- SOURCE EXCERPT -
"""
[Sca-cooks] Working from original vs "translation"

ysabeau ysabeau at mail.ev1.net
Tue Feb 1 12:16:35 PST 2005


I enjoy trying to figure out what the cooks who wrote the recipe 
intended. I think the fun in it is comparing what you come up with 
what someone else comes up with. In almost anything you do, there 
is subjectivity and judgment calls. 

I deal with this on a regular basis at work. I've found 
that "description" isn't really a description in the context I 
find it in. It has been bastardized into meaning "name" because of 
a poor Japanese to English translation that was made over 5 years 
ago. Now we are stuck with a database that lists a part's name 
as "Description" and the description is "Item". I can see that 
happening with the recipes and translations over the course of 
hundreds of years. Even between translators sitting next to each 
other translating the same document there is a disparity in the 
results. (The funny thing is the the American translator always 
thinks his translations are better than the Japanese/American's 
translations).
"""
- DATA -
"""
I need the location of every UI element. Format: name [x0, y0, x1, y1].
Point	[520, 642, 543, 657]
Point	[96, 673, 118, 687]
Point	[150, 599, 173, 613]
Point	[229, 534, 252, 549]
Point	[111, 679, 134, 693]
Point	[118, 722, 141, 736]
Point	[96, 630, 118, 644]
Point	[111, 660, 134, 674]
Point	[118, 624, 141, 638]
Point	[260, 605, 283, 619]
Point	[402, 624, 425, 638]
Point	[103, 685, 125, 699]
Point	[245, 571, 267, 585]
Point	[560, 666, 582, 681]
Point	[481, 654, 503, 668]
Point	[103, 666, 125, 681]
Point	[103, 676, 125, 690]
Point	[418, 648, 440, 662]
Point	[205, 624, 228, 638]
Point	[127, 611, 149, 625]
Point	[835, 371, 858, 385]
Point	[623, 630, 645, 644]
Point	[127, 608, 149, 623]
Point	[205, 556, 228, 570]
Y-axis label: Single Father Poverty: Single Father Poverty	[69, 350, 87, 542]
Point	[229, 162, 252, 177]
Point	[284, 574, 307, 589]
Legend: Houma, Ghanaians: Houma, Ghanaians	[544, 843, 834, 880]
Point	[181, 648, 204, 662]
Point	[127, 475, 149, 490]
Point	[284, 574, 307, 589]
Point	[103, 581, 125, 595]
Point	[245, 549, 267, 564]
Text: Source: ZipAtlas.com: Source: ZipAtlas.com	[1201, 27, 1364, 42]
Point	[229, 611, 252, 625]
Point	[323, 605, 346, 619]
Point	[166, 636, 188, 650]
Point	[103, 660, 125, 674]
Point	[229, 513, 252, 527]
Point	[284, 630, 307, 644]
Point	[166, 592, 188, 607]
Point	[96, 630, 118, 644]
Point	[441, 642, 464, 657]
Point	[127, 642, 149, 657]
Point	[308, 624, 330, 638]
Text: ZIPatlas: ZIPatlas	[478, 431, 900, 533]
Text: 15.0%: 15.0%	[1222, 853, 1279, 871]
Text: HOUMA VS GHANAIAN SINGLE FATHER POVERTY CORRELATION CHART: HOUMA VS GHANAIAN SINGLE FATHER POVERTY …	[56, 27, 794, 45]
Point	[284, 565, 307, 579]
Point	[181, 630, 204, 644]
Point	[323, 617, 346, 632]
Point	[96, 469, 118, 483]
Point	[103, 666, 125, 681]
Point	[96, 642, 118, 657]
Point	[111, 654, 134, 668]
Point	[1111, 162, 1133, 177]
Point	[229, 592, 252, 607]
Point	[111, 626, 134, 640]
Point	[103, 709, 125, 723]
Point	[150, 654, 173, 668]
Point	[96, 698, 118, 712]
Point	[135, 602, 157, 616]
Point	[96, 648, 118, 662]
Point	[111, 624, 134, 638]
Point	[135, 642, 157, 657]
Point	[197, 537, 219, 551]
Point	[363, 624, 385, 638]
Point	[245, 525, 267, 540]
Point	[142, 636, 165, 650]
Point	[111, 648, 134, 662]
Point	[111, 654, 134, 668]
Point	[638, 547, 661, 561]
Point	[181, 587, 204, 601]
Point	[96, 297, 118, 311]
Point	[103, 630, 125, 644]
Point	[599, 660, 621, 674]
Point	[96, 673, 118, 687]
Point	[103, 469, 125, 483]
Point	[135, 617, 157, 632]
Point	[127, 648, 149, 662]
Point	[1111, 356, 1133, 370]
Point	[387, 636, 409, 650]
"""
- PROBLEMS -
[A] Translate this sentence from the post on recipe translation into Spanish: "I enjoy trying to figure out what the cooks who wrote the recipe intended."
[B] According to the post on recipe translation, why did "description" come to mean "name"?

- FULL SOLUTIONS -
[A] Disfruto tratando de averiguar lo que pretendían los cocineros que escribieron la receta.

[B] It happened because of a poor Japanese-to-English translation made over five years ago.